(begin)
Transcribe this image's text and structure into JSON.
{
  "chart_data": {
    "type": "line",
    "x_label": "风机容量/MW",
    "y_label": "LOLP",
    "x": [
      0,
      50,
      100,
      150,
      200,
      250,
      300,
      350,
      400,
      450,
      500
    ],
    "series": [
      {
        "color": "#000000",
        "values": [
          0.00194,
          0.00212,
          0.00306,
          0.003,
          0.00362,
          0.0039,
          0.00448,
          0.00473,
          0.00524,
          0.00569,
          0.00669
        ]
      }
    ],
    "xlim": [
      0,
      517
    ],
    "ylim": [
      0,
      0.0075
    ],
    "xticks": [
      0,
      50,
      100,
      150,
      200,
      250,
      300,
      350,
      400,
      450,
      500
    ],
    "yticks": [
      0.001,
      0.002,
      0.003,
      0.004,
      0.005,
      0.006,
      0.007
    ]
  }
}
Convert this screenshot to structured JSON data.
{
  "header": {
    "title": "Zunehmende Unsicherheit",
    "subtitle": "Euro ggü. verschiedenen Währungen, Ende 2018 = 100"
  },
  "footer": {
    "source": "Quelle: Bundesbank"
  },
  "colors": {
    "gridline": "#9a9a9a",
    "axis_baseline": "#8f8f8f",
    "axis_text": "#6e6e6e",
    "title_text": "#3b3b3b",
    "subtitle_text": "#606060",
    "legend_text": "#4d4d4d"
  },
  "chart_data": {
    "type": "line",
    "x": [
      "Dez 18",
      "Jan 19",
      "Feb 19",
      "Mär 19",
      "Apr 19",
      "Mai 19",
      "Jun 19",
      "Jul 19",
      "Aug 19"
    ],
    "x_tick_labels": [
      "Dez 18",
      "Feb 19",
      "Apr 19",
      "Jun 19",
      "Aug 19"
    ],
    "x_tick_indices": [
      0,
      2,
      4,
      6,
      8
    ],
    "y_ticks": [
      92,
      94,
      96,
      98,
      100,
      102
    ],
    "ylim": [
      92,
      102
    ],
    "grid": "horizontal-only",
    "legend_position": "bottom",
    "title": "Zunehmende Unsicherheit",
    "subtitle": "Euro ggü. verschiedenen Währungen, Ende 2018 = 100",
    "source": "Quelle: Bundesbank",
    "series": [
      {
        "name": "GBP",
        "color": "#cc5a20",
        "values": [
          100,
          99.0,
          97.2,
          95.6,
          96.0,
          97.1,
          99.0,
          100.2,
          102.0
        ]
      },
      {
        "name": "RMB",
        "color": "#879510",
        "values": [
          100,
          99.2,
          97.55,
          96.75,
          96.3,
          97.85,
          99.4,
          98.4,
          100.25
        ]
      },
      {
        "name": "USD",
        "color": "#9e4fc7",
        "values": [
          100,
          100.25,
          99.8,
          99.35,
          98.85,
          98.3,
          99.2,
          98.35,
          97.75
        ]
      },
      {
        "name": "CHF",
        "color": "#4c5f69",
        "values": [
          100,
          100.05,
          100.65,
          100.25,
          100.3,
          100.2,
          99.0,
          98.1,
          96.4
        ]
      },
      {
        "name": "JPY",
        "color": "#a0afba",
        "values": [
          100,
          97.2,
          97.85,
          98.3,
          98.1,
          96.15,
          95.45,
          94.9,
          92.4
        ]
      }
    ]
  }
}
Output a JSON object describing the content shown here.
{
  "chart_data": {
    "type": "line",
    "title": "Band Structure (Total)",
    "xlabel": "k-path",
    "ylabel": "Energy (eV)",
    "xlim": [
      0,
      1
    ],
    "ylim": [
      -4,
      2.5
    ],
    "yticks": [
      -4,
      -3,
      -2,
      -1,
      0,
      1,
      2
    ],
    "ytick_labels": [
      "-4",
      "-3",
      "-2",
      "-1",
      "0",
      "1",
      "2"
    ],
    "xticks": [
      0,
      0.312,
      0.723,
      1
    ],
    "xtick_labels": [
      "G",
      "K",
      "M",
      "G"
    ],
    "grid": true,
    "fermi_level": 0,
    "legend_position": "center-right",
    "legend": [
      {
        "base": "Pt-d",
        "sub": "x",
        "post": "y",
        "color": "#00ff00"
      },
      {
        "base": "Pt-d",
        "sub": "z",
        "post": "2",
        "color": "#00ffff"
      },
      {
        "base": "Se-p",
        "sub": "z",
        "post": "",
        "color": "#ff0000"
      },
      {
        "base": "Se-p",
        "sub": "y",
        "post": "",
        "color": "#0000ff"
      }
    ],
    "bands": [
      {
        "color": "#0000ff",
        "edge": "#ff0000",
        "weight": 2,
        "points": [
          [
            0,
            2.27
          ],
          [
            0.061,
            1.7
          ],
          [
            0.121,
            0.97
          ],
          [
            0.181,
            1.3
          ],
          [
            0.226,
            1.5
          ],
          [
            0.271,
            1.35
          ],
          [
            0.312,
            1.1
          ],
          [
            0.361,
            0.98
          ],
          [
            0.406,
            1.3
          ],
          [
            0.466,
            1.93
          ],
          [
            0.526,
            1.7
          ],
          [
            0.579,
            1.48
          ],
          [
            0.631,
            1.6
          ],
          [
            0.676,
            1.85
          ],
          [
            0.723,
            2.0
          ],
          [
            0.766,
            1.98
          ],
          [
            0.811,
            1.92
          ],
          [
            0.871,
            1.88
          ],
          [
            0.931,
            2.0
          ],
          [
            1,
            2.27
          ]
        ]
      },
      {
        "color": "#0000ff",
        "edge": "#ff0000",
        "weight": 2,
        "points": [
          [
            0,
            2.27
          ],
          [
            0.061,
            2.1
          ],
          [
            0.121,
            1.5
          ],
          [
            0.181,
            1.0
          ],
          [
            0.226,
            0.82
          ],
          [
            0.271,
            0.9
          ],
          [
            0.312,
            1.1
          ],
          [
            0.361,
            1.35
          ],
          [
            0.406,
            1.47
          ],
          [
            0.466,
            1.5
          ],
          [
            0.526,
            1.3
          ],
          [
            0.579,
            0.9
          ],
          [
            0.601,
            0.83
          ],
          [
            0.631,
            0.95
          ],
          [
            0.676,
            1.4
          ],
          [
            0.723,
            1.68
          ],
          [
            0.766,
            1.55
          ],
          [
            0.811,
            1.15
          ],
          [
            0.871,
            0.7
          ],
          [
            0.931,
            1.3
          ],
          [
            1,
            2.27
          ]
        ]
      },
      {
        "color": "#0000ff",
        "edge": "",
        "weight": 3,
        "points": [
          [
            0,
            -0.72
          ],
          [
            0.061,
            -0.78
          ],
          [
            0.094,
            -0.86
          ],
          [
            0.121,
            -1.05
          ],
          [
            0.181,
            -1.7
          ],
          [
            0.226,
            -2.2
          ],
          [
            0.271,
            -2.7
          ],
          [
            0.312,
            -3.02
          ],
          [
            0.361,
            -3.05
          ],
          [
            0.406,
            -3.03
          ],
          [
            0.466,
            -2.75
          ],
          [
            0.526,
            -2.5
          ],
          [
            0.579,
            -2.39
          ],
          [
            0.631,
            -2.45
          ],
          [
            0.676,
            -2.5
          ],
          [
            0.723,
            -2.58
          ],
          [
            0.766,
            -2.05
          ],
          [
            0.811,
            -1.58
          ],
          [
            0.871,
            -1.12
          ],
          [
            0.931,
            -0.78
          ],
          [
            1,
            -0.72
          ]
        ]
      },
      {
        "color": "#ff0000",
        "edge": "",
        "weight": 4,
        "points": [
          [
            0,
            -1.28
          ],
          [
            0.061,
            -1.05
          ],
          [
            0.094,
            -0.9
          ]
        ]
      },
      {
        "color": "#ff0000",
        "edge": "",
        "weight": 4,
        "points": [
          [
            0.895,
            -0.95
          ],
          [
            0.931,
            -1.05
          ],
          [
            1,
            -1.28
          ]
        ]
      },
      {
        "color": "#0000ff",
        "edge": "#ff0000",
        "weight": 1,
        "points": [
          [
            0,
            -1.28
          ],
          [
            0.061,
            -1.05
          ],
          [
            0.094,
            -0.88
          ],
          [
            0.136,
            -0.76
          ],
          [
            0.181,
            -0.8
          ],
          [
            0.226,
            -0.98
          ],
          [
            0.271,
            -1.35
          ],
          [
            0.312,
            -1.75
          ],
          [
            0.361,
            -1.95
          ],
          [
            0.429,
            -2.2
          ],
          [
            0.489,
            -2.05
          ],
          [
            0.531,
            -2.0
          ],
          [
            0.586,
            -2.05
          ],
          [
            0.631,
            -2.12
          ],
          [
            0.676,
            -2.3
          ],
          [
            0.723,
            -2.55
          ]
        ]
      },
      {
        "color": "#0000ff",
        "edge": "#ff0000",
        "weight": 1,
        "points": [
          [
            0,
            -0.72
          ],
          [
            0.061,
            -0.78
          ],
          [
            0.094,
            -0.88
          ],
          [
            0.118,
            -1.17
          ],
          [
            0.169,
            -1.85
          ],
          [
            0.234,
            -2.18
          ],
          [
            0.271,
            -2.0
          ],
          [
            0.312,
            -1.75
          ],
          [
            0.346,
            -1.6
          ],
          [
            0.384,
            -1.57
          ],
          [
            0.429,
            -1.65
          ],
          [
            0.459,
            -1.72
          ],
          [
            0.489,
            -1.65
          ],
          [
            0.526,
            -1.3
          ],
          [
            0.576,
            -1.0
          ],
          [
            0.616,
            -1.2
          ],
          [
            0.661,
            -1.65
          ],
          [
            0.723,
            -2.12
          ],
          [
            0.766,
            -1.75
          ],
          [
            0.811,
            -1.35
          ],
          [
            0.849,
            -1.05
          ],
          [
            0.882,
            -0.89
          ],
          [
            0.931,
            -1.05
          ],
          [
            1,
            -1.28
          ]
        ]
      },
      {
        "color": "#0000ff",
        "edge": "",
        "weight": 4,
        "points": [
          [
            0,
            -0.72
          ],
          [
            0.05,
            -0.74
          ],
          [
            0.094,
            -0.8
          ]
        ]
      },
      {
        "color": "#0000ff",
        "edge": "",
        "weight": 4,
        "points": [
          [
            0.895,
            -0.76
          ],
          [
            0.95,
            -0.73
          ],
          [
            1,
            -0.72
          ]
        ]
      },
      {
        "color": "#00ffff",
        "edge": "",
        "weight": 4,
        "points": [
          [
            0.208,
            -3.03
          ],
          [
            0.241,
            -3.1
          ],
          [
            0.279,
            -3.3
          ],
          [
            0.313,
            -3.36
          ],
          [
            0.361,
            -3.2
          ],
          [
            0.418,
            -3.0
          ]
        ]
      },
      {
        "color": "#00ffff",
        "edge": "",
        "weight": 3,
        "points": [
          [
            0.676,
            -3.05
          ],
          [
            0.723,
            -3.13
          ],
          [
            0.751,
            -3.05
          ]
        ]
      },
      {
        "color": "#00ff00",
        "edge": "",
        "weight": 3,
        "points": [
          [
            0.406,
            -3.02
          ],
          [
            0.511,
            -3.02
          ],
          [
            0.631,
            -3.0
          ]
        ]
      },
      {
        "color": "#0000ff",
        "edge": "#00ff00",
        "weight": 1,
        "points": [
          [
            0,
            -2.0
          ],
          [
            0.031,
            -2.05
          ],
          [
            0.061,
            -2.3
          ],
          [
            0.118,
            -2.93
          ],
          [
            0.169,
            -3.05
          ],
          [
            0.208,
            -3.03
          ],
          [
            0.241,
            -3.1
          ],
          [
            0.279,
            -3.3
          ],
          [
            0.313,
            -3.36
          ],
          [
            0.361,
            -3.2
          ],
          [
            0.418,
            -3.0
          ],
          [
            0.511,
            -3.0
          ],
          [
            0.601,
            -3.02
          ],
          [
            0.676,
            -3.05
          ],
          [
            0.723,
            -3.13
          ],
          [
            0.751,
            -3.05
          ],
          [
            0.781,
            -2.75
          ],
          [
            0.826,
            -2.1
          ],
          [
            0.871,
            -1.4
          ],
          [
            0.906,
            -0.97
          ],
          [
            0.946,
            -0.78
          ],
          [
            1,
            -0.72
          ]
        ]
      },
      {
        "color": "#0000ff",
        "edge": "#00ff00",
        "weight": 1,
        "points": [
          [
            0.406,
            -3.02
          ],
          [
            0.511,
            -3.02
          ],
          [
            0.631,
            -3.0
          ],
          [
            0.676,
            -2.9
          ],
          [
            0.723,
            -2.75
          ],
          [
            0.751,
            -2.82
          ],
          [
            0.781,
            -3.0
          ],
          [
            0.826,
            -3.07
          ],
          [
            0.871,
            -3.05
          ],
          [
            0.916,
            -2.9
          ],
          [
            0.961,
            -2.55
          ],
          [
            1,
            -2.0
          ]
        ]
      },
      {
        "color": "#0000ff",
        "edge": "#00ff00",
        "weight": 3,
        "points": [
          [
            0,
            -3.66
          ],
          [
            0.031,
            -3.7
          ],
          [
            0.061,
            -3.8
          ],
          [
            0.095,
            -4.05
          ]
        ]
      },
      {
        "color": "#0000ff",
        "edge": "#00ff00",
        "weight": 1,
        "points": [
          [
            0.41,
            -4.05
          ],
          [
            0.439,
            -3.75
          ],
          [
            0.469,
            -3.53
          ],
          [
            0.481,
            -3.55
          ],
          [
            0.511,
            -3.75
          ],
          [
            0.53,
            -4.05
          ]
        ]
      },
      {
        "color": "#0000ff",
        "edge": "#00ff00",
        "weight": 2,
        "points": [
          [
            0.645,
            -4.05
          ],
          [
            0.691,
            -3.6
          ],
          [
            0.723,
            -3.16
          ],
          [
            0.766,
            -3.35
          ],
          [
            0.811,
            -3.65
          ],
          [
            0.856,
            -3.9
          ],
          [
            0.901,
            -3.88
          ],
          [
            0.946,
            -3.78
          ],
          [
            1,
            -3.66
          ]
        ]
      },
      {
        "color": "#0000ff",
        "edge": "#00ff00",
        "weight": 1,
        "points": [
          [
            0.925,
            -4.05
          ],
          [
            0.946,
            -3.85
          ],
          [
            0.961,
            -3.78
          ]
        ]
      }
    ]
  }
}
(end)
Task:
Show every line from the entries above in which the word "Quelle" appears.

Output below:
    "source": "Quelle: Bundesbank"
    "source": "Quelle: Bundesbank",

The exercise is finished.